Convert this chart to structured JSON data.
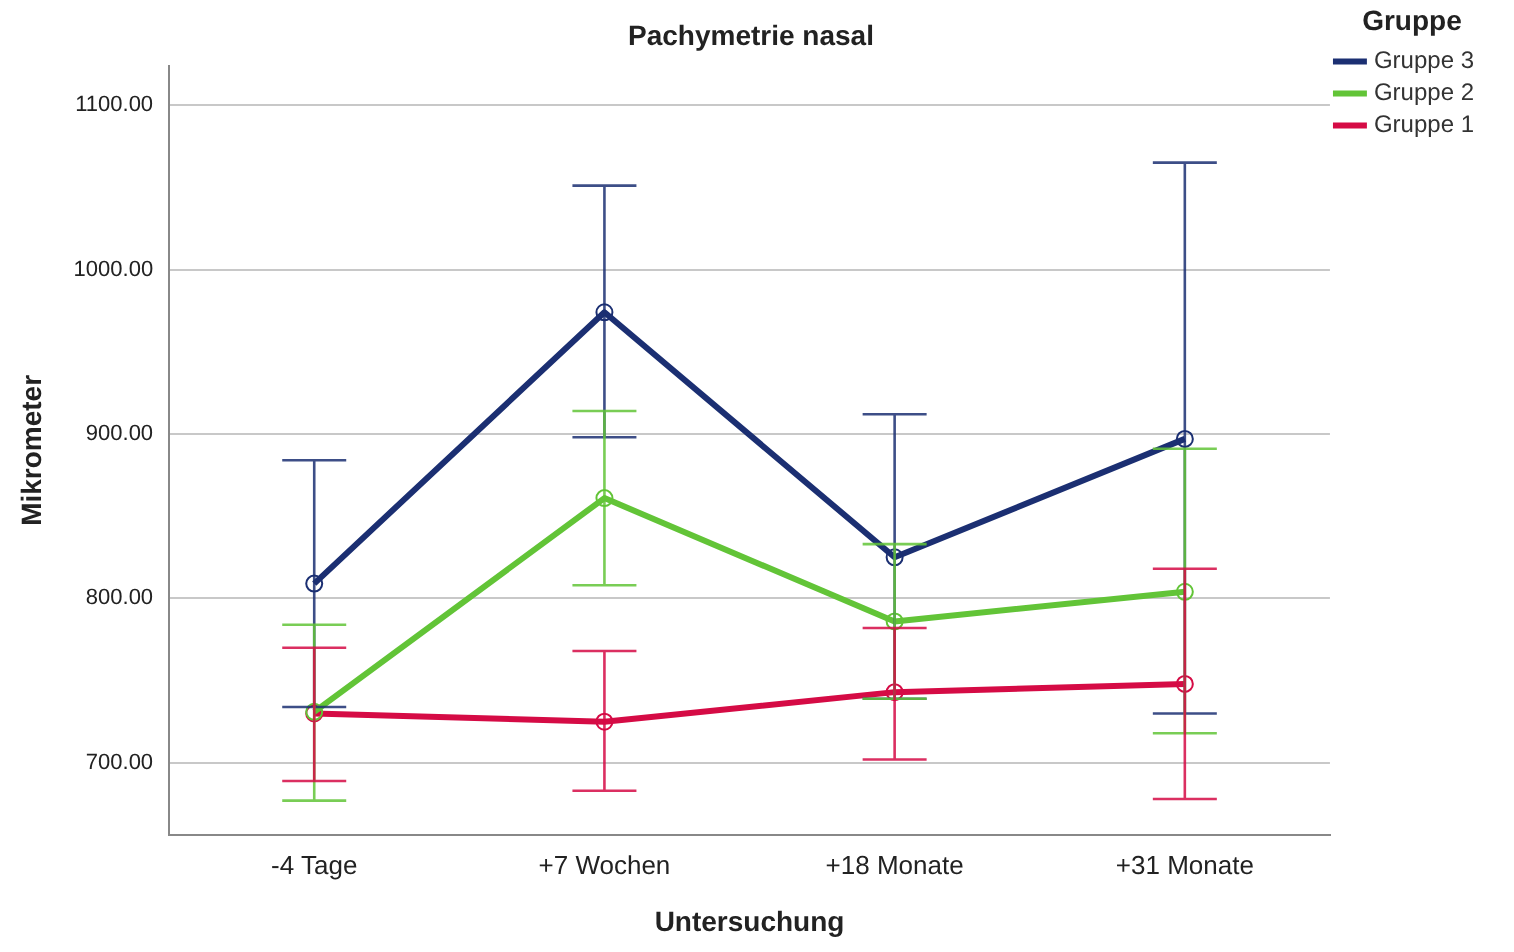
{
  "chart_data": {
    "type": "line",
    "title": "Pachymetrie nasal",
    "xlabel": "Untersuchung",
    "ylabel": "Mikrometer",
    "legend_title": "Gruppe",
    "categories": [
      "-4 Tage",
      "+7 Wochen",
      "+18 Monate",
      "+31 Monate"
    ],
    "series": [
      {
        "name": "Gruppe 3",
        "color": "#1b2f72",
        "values": [
          809,
          974,
          825,
          897
        ],
        "errors": [
          [
            734,
            884
          ],
          [
            898,
            1051
          ],
          [
            739,
            912
          ],
          [
            730,
            1065
          ]
        ]
      },
      {
        "name": "Gruppe 2",
        "color": "#62c437",
        "values": [
          731,
          861,
          786,
          804
        ],
        "errors": [
          [
            677,
            784
          ],
          [
            808,
            914
          ],
          [
            739,
            833
          ],
          [
            718,
            891
          ]
        ]
      },
      {
        "name": "Gruppe 1",
        "color": "#d50b45",
        "values": [
          730,
          725,
          743,
          748
        ],
        "errors": [
          [
            689,
            770
          ],
          [
            683,
            768
          ],
          [
            702,
            782
          ],
          [
            678,
            818
          ]
        ]
      }
    ],
    "ylim": [
      656,
      1124
    ],
    "yticks": [
      {
        "value": 700,
        "label": "700.00"
      },
      {
        "value": 800,
        "label": "800.00"
      },
      {
        "value": 900,
        "label": "900.00"
      },
      {
        "value": 1000,
        "label": "1000.00"
      },
      {
        "value": 1100,
        "label": "1100.00"
      }
    ],
    "grid": "y",
    "legend": "top right",
    "marker": "circle",
    "line_style": "solid"
  }
}
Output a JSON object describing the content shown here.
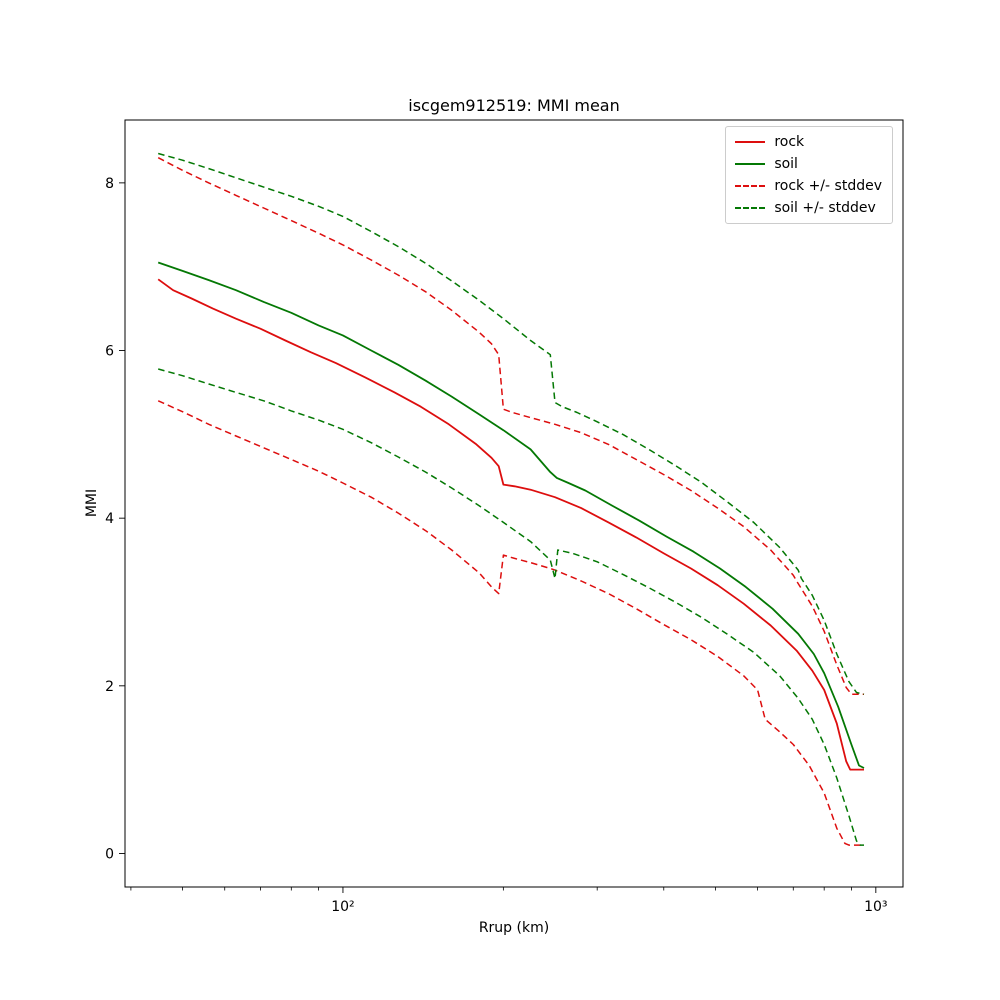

++++

GOAL
Lines holding the word "Gruppe" in the entries above are the ones to pull out. Copy them all.

RESPONSE TO THIS TASK
    "legend_title": "Gruppe",
        "name": "Gruppe 3",
        "name": "Gruppe 2",
        "name": "Gruppe 1",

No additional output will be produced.